[Required work] Could you continue the passage on network daemons and port assignments, starting after its final sentence?

[Excerpt]
- - - - - - -

Line 50. The rquotad daemon provides disk quota information to remote machines, so that they can enforce quotas that your machine specifies on disks that it is serving to them.
Line 51. sprayd is another network diagnostic server. Simply put, it responds, as rapidly as it can, to packets placed on the network by some other machine's spray process, which places packets on the network as fast as it can. This one would be nice if Apple provided it in a later release because it can be very useful for finding problem hardware in your network.
Line 56. The rexecd daemon allows for the remote execution of parts of programs. Apple claims that it isn't known to be useful, but a programmer can make very good use of this service to perform distributed processing tasks by sending parts of programs to many different machines. Of course, it is also a security risk.
Line 57. Another service that Apple considers to be of no practical use. The identd daemon provides a method for a remote machine to verify the identity of a user causing a connection, inasmuch as any identity can be verified over the network. The service was created because it is very easy for a user accessing, for example, a remote FTP site, to pretend to be a different user on your system, and potentially cause trouble for the person he is pretending to be.
The network services defined in /etc/inetd.conf or in /etc/xinetd.d/ run from the ports specified in the /etc/services file. The /etc/services file defines the port numbers in three sections: Well Known Port Numbers, Registered Port Numbers, and Dynamic and/or Private Ports. Currently the Internet Assigned Numbers Authority (IANA), http://www.iana.org/, coordinates port assignments. The assignments used to be maintained in an RFC, but as the Internet grew, the RFC was replaced by IANA. If you decide to run a service from inetd or xinetd on a nonstandard port, update your /etc/services file to include a port number and service name. You might check IANA for the last port assignment information. However, if you decide to run a service on a port that officially is used for another service, you won't experience any problems unless you are also trying to run the service that is supposed to run on that port. If you should end up having to run a service on a nonstandard port, the only one who will be confused is the attacker probing your machine.

- - - - - - -

[Material shown]
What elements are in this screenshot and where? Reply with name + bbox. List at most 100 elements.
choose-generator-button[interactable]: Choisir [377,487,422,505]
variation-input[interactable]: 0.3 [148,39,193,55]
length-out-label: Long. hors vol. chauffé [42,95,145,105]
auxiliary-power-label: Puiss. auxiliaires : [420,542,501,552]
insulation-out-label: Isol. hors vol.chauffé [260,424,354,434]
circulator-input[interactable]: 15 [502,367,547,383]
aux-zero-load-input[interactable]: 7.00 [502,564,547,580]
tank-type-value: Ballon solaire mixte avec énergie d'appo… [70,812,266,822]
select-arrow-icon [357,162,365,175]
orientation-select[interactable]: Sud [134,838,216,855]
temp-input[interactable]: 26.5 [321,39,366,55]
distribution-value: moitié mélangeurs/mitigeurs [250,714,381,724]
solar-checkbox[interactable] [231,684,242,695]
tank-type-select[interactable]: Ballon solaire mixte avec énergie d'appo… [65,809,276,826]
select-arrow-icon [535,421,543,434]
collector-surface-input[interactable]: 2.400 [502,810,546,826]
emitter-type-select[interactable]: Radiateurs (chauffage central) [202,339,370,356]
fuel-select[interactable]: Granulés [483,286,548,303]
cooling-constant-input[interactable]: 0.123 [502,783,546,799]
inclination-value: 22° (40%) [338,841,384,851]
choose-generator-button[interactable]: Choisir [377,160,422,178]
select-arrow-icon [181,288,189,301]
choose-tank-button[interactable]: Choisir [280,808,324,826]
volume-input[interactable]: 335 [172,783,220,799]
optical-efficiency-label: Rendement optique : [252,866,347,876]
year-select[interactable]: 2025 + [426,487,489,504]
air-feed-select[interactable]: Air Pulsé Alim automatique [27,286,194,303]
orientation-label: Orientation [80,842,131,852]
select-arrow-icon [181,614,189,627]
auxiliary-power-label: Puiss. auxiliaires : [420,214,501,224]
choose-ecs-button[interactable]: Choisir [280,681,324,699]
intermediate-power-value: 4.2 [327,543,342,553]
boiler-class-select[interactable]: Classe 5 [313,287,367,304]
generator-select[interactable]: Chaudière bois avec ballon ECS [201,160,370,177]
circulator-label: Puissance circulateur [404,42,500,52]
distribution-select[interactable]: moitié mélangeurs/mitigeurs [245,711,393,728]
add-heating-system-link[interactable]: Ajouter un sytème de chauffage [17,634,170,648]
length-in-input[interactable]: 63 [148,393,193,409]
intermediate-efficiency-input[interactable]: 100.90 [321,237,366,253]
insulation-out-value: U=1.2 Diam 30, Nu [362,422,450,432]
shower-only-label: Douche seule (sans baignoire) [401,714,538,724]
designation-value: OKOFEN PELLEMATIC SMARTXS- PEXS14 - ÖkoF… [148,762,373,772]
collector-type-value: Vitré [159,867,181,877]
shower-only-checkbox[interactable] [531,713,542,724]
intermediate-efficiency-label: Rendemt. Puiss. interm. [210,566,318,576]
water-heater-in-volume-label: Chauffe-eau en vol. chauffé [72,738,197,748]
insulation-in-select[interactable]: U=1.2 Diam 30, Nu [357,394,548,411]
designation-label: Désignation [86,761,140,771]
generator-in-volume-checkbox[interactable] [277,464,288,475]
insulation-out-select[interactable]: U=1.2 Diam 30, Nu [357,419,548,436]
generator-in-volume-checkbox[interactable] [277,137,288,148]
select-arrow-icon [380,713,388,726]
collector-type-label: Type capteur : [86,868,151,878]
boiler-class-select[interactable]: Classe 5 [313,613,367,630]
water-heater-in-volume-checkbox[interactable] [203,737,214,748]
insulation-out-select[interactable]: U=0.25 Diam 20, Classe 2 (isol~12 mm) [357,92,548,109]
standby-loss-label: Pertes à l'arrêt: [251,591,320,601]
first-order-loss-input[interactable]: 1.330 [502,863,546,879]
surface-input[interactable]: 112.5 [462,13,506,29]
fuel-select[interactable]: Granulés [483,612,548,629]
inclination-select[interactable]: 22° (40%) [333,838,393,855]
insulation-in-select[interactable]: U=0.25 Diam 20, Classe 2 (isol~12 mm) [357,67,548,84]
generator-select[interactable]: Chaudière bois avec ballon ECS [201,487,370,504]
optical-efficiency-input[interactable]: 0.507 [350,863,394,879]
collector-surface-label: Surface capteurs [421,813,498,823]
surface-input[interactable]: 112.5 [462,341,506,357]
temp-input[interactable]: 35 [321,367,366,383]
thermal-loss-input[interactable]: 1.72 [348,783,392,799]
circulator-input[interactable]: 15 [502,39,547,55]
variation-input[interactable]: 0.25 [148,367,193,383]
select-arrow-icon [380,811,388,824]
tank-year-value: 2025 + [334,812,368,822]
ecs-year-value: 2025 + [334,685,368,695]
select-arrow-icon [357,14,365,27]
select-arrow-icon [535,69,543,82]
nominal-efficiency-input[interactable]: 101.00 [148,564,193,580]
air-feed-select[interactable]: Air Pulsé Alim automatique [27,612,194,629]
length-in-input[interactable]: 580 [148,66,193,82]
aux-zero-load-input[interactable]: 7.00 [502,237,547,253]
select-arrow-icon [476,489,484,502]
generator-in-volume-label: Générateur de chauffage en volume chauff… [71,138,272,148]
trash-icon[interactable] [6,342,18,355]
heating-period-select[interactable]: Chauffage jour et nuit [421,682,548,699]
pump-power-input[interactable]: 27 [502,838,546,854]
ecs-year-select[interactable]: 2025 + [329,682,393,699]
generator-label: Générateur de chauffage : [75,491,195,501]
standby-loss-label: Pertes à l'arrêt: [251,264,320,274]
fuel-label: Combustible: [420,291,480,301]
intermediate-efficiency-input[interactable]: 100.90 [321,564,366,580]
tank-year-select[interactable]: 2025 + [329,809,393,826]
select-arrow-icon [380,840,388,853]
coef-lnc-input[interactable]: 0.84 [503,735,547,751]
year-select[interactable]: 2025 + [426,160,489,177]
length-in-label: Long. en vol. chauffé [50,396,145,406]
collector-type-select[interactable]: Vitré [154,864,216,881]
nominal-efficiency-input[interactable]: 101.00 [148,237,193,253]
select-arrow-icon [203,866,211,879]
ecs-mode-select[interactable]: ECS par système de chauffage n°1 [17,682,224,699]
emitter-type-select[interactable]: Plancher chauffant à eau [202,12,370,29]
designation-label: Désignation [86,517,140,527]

- - - - - - -

[Answer to this task]
Some services start from /System/Library/StartupItems at boot time. Unlike the types of services that are controlled by inetd , these services are most efficient if they are running all the time. These services are root-owned daemon processes that run continuously, listening for connections and forking off new client-handling processes under restricted privileges. inetd and xinetd are two such services. Some of these services have additional controls in the /etc/hostconfig file that the startup scripts check. For example, the SSH server, the AppleShare server, and the mail server are controlled in such a fashion.
If you enabled those services, but later decide to disable them, set the appropriate /etc/hostconfig variable to -NO- and kill their current processes. The next time you reboot, the services won't start. To manually start one of those services, set the appropriate variable in /etc/hostconfig to -YES- and manually execute the startup script. How this is done depends on the startup script. For some, using SystemStarter ( SystemStarter start <path-to-service-directory> ) may be appropriate. For others, passing the start action to the script ( <startup script> start ) might work instead. For others, simply executing the startup script without passing the start action is sufficient. For example, for the SSH server, you would make the SSHSERVER line in /etc/hostconfig read SSHSERVER=-YES- . Then you would execute /System/Library/StartupItems/SSH/SSH . To disable a service that doesn't have a control in /etc/hostconfig , simply rename the startup script and kill its process.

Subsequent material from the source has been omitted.